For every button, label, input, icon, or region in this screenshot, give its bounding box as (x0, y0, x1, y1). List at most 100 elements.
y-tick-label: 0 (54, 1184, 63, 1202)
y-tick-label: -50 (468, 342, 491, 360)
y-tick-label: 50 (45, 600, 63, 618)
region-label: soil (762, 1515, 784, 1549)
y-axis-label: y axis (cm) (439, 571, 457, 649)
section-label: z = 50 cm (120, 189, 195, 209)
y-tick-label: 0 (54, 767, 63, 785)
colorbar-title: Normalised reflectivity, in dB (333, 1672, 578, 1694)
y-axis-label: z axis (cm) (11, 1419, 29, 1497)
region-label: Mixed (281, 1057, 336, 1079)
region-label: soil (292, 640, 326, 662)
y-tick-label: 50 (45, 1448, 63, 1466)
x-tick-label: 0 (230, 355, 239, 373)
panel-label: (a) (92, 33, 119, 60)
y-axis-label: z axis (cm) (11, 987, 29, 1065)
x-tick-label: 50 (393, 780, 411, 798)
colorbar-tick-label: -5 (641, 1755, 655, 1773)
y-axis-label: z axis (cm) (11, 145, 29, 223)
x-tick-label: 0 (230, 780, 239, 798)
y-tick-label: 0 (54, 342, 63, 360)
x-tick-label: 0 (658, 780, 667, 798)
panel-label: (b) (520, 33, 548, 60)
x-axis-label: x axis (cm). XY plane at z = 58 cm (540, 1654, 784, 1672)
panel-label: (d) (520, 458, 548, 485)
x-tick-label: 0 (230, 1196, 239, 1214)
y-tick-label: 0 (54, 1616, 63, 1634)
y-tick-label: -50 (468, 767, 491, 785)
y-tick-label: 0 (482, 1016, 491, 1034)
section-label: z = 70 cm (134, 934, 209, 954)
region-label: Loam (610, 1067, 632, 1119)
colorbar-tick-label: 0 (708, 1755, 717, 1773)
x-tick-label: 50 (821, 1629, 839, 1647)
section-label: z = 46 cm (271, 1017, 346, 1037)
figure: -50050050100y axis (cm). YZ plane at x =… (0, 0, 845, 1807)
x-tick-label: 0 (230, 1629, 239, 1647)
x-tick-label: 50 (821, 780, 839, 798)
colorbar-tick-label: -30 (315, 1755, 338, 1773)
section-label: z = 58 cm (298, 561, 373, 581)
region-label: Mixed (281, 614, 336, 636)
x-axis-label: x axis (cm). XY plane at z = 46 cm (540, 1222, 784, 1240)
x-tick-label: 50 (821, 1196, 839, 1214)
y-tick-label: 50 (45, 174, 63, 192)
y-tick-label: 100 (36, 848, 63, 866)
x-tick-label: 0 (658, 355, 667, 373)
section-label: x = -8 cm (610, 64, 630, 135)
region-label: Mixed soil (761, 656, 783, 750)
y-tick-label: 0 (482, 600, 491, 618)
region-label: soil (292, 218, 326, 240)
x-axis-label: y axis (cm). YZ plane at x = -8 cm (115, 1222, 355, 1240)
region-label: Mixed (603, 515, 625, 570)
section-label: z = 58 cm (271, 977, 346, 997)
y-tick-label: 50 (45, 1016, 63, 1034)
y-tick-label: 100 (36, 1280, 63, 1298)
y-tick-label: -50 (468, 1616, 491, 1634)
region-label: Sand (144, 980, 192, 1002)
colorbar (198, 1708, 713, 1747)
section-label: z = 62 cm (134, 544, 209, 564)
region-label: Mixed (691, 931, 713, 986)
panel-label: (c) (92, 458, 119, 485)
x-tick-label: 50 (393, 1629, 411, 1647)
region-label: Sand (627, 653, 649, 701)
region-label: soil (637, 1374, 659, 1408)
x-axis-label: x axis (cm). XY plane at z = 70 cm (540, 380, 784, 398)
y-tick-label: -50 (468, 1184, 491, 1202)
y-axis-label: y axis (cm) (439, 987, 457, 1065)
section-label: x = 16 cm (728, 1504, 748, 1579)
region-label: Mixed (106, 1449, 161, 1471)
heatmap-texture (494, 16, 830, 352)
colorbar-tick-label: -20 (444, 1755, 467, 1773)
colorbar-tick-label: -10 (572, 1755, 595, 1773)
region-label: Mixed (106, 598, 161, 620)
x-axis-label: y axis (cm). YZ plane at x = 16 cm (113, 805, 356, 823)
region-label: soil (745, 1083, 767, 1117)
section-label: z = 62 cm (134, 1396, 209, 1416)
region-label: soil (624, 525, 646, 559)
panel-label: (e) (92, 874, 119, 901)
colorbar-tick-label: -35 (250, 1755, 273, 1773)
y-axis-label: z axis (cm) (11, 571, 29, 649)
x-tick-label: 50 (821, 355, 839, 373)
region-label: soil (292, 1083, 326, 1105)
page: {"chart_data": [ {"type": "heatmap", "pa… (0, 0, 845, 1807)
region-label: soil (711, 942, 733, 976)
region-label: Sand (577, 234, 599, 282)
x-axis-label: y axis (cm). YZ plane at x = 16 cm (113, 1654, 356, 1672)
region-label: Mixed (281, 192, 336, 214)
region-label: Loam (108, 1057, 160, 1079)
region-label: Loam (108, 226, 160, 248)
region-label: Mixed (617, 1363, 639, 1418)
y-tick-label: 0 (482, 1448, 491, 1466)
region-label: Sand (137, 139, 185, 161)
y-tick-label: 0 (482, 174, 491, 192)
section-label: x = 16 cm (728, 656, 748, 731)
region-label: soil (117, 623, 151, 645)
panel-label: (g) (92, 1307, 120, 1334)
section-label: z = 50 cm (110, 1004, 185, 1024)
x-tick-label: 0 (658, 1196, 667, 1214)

------------------------------------------------

**What you will do**. Reproduce the records above line for line, with no changes.

**Answer below**.
For every button, label, input, icon, or region in this screenshot, give its bounding box as (x0, y0, x1, y1). List at most 100 elements.
y-tick-label: 0 (54, 1184, 63, 1202)
y-tick-label: -50 (468, 342, 491, 360)
y-tick-label: 50 (45, 600, 63, 618)
region-label: soil (762, 1515, 784, 1549)
y-axis-label: y axis (cm) (439, 571, 457, 649)
section-label: z = 50 cm (120, 189, 195, 209)
y-tick-label: 0 (54, 767, 63, 785)
colorbar-title: Normalised reflectivity, in dB (333, 1672, 578, 1694)
y-axis-label: z axis (cm) (11, 1419, 29, 1497)
region-label: Mixed (281, 1057, 336, 1079)
region-label: soil (292, 640, 326, 662)
y-tick-label: 50 (45, 1448, 63, 1466)
x-tick-label: 0 (230, 355, 239, 373)
panel-label: (a) (92, 33, 119, 60)
y-axis-label: z axis (cm) (11, 987, 29, 1065)
x-tick-label: 50 (393, 780, 411, 798)
colorbar-tick-label: -5 (641, 1755, 655, 1773)
y-axis-label: z axis (cm) (11, 145, 29, 223)
x-tick-label: 0 (230, 780, 239, 798)
y-tick-label: 0 (54, 342, 63, 360)
x-tick-label: 0 (658, 780, 667, 798)
panel-label: (b) (520, 33, 548, 60)
x-axis-label: x axis (cm). XY plane at z = 58 cm (540, 1654, 784, 1672)
panel-label: (d) (520, 458, 548, 485)
x-tick-label: 0 (230, 1196, 239, 1214)
y-tick-label: 0 (54, 1616, 63, 1634)
y-tick-label: -50 (468, 767, 491, 785)
y-tick-label: 0 (482, 1016, 491, 1034)
section-label: z = 70 cm (134, 934, 209, 954)
region-label: Loam (610, 1067, 632, 1119)
colorbar-tick-label: 0 (708, 1755, 717, 1773)
x-tick-label: 50 (821, 1629, 839, 1647)
section-label: z = 46 cm (271, 1017, 346, 1037)
figure: -50050050100y axis (cm). YZ plane at x =… (0, 0, 845, 1807)
x-tick-label: 0 (230, 1629, 239, 1647)
x-tick-label: 50 (821, 780, 839, 798)
colorbar-tick-label: -30 (315, 1755, 338, 1773)
section-label: z = 58 cm (298, 561, 373, 581)
region-label: Mixed (281, 614, 336, 636)
x-axis-label: x axis (cm). XY plane at z = 46 cm (540, 1222, 784, 1240)
x-tick-label: 50 (821, 1196, 839, 1214)
y-tick-label: 50 (45, 174, 63, 192)
y-tick-label: 100 (36, 848, 63, 866)
x-tick-label: 0 (658, 355, 667, 373)
section-label: x = -8 cm (610, 64, 630, 135)
region-label: Mixed soil (761, 656, 783, 750)
y-tick-label: 0 (482, 600, 491, 618)
region-label: soil (292, 218, 326, 240)
x-axis-label: y axis (cm). YZ plane at x = -8 cm (115, 1222, 355, 1240)
region-label: Mixed (603, 515, 625, 570)
section-label: z = 58 cm (271, 977, 346, 997)
y-tick-label: 50 (45, 1016, 63, 1034)
y-tick-label: 100 (36, 1280, 63, 1298)
y-tick-label: -50 (468, 1616, 491, 1634)
region-label: Sand (144, 980, 192, 1002)
colorbar (198, 1708, 713, 1747)
section-label: z = 62 cm (134, 544, 209, 564)
region-label: Mixed (691, 931, 713, 986)
panel-label: (c) (92, 458, 119, 485)
x-tick-label: 50 (393, 1629, 411, 1647)
region-label: Sand (627, 653, 649, 701)
region-label: soil (637, 1374, 659, 1408)
x-axis-label: x axis (cm). XY plane at z = 70 cm (540, 380, 784, 398)
y-tick-label: -50 (468, 1184, 491, 1202)
y-axis-label: y axis (cm) (439, 987, 457, 1065)
section-label: x = 16 cm (728, 1504, 748, 1579)
region-label: Mixed (106, 1449, 161, 1471)
heatmap-texture (494, 16, 830, 352)
colorbar-tick-label: -20 (444, 1755, 467, 1773)
colorbar-tick-label: -10 (572, 1755, 595, 1773)
region-label: Mixed (106, 598, 161, 620)
x-axis-label: y axis (cm). YZ plane at x = 16 cm (113, 805, 356, 823)
region-label: soil (745, 1083, 767, 1117)
section-label: z = 62 cm (134, 1396, 209, 1416)
region-label: soil (624, 525, 646, 559)
panel-label: (e) (92, 874, 119, 901)
colorbar-tick-label: -35 (250, 1755, 273, 1773)
y-axis-label: z axis (cm) (11, 571, 29, 649)
x-tick-label: 50 (821, 355, 839, 373)
region-label: soil (292, 1083, 326, 1105)
page: {"chart_data": [ {"type": "heatmap", "pa… (0, 0, 845, 1807)
region-label: soil (711, 942, 733, 976)
region-label: Sand (577, 234, 599, 282)
x-axis-label: y axis (cm). YZ plane at x = 16 cm (113, 1654, 356, 1672)
region-label: Mixed (281, 192, 336, 214)
region-label: Loam (108, 1057, 160, 1079)
region-label: Loam (108, 226, 160, 248)
region-label: Mixed (617, 1363, 639, 1418)
y-tick-label: 0 (482, 1448, 491, 1466)
region-label: Sand (137, 139, 185, 161)
y-tick-label: 0 (482, 174, 491, 192)
section-label: x = 16 cm (728, 656, 748, 731)
region-label: soil (117, 623, 151, 645)
panel-label: (g) (92, 1307, 120, 1334)
section-label: z = 50 cm (110, 1004, 185, 1024)
x-tick-label: 0 (658, 1196, 667, 1214)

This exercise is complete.